Stored items:
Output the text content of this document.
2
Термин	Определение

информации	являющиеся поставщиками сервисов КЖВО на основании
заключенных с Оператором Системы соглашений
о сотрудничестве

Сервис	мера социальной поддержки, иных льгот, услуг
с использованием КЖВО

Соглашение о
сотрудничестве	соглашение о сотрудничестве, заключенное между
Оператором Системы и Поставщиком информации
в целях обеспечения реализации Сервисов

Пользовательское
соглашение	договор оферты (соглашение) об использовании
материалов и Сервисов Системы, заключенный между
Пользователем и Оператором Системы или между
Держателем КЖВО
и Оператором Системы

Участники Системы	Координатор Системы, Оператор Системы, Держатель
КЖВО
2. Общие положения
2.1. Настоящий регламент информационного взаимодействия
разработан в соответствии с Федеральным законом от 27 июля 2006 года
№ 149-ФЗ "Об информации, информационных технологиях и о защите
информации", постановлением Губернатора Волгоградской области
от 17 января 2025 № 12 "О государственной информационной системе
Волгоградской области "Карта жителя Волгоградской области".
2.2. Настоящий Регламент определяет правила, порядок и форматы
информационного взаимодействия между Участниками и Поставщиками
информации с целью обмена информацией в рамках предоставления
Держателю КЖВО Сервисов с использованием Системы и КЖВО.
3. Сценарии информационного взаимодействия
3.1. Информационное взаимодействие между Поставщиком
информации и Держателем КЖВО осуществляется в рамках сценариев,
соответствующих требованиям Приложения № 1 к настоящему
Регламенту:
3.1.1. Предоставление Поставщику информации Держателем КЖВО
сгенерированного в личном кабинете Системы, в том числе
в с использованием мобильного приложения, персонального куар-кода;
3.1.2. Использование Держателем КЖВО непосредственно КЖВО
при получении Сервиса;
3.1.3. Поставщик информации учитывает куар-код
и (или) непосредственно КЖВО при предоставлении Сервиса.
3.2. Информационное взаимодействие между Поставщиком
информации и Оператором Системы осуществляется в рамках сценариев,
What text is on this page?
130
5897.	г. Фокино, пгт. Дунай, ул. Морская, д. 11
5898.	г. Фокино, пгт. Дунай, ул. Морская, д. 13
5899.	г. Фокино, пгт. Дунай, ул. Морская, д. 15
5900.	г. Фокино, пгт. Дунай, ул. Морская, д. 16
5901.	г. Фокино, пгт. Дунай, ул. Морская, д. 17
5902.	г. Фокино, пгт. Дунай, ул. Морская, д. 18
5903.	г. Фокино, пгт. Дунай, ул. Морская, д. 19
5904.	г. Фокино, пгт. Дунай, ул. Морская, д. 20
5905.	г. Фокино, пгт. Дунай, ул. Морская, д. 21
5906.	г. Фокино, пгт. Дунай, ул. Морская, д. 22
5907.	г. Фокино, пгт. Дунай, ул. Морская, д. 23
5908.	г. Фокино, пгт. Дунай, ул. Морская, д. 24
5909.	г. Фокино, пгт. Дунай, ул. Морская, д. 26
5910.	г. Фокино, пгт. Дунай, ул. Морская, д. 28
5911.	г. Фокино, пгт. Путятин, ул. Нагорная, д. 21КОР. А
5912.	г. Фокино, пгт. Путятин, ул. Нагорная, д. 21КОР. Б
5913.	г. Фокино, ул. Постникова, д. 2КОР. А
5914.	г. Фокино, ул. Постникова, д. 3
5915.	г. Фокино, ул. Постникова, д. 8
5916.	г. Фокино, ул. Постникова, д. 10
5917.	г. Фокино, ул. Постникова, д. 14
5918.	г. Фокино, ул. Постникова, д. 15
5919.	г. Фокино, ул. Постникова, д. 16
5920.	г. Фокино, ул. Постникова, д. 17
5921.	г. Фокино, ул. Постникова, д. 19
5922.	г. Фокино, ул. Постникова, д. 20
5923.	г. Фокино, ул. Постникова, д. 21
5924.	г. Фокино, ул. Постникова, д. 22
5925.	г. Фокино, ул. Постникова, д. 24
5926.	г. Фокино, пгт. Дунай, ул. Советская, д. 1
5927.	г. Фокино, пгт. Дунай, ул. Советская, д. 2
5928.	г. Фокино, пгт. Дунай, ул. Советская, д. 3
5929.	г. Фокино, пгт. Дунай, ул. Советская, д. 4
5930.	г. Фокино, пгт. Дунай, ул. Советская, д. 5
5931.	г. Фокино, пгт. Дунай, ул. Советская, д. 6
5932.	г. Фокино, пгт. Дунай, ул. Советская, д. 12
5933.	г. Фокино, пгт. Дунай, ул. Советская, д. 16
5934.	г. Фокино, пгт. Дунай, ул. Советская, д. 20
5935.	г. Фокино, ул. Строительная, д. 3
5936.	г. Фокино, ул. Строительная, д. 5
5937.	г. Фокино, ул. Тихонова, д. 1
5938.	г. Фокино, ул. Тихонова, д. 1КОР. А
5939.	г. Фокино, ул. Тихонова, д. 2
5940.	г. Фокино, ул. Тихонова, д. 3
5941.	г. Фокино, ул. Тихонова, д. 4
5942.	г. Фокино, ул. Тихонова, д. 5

What is expected: Search the material above for "между". Pull out each line where it shows up.

Finished answer:
сотрудничестве	соглашение о сотрудничестве, заключенное между
материалов и Сервисов Системы, заключенный между
Пользователем и Оператором Системы или между
информационного взаимодействия между Участниками и Поставщиками
3.1. Информационное взаимодействие между Поставщиком
3.2. Информационное взаимодействие между Поставщиком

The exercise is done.